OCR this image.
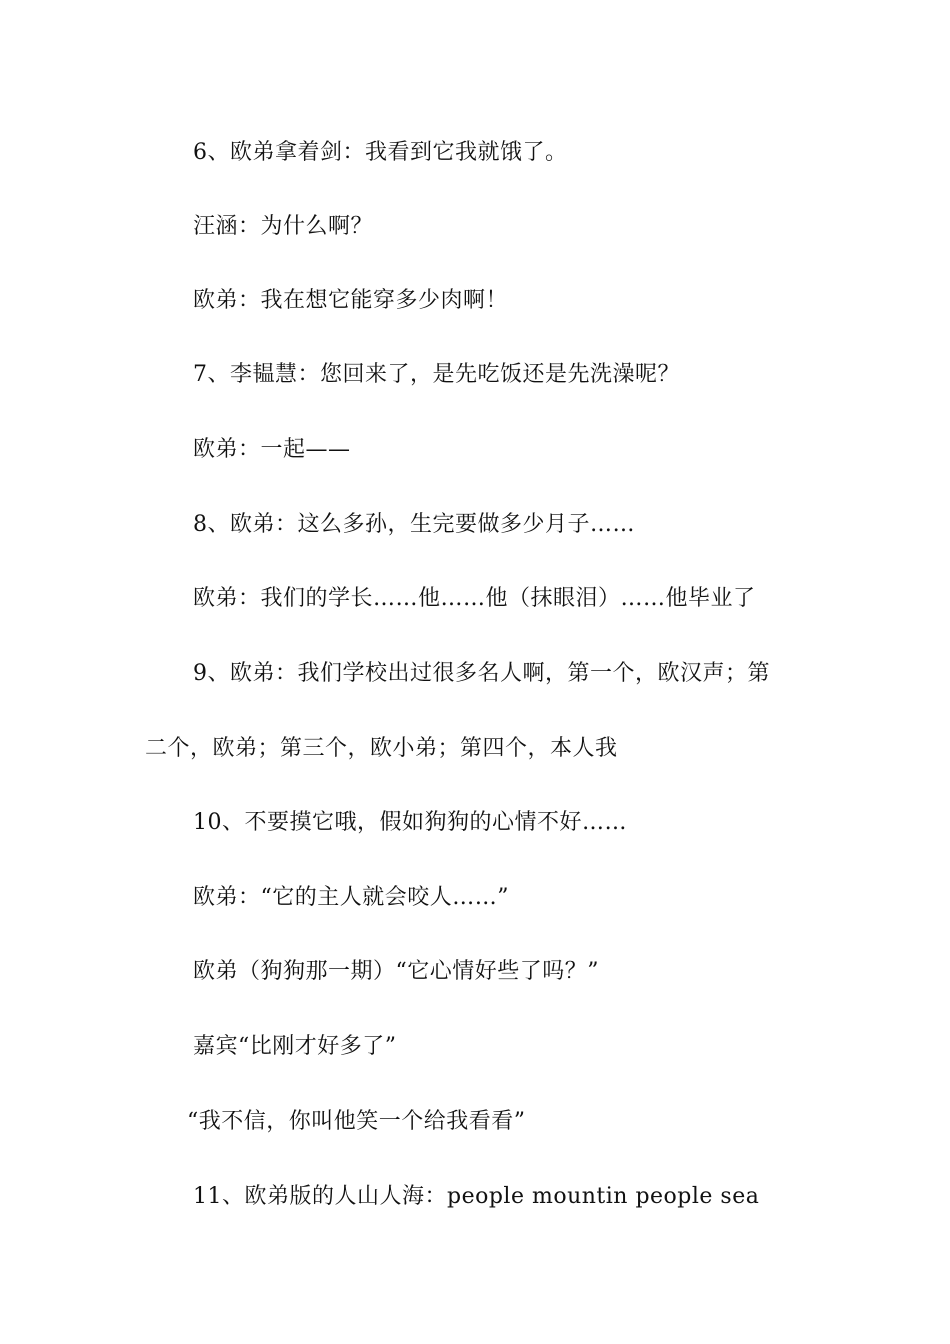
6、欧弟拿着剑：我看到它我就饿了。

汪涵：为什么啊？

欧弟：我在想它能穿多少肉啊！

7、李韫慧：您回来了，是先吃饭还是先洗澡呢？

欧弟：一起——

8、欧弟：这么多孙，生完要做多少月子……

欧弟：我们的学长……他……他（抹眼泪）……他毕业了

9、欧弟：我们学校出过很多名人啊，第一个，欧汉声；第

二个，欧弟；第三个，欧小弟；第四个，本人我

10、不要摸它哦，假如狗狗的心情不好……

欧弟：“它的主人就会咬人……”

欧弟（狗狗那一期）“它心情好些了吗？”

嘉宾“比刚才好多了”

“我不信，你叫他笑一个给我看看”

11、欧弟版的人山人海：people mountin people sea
————————
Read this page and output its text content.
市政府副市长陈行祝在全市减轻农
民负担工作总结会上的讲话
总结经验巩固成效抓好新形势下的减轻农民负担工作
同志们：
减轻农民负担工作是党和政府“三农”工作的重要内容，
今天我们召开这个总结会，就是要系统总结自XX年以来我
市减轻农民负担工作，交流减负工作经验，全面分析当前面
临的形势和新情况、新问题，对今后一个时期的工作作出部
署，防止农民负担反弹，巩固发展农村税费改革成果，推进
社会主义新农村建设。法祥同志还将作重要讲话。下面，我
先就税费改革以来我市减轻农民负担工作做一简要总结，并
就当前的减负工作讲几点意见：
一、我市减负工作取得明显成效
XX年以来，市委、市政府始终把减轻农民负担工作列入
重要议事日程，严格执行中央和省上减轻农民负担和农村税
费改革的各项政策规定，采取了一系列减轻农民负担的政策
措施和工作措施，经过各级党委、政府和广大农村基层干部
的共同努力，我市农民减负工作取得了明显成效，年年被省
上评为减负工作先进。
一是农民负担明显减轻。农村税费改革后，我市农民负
————————
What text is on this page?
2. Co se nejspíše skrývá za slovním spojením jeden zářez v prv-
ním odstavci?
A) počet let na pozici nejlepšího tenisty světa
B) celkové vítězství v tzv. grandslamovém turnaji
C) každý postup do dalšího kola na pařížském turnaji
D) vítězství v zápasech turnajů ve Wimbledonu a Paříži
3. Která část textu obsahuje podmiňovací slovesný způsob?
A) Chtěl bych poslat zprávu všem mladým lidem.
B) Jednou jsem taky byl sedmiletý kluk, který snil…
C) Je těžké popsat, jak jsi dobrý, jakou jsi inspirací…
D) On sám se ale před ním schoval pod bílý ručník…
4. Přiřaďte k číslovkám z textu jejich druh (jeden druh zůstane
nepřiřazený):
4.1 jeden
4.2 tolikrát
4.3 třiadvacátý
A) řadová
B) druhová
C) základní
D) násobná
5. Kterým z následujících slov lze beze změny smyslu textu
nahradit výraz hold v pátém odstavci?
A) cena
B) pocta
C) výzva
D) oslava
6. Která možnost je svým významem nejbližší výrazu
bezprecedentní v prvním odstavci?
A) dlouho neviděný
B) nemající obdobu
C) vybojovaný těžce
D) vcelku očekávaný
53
————————
Extract from the material all lines containing the string "turnaji".

## RESULT BELOW
B) celkové vítězství v tzv. grandslamovém turnaji
C) každý postup do dalšího kola na pařížském turnaji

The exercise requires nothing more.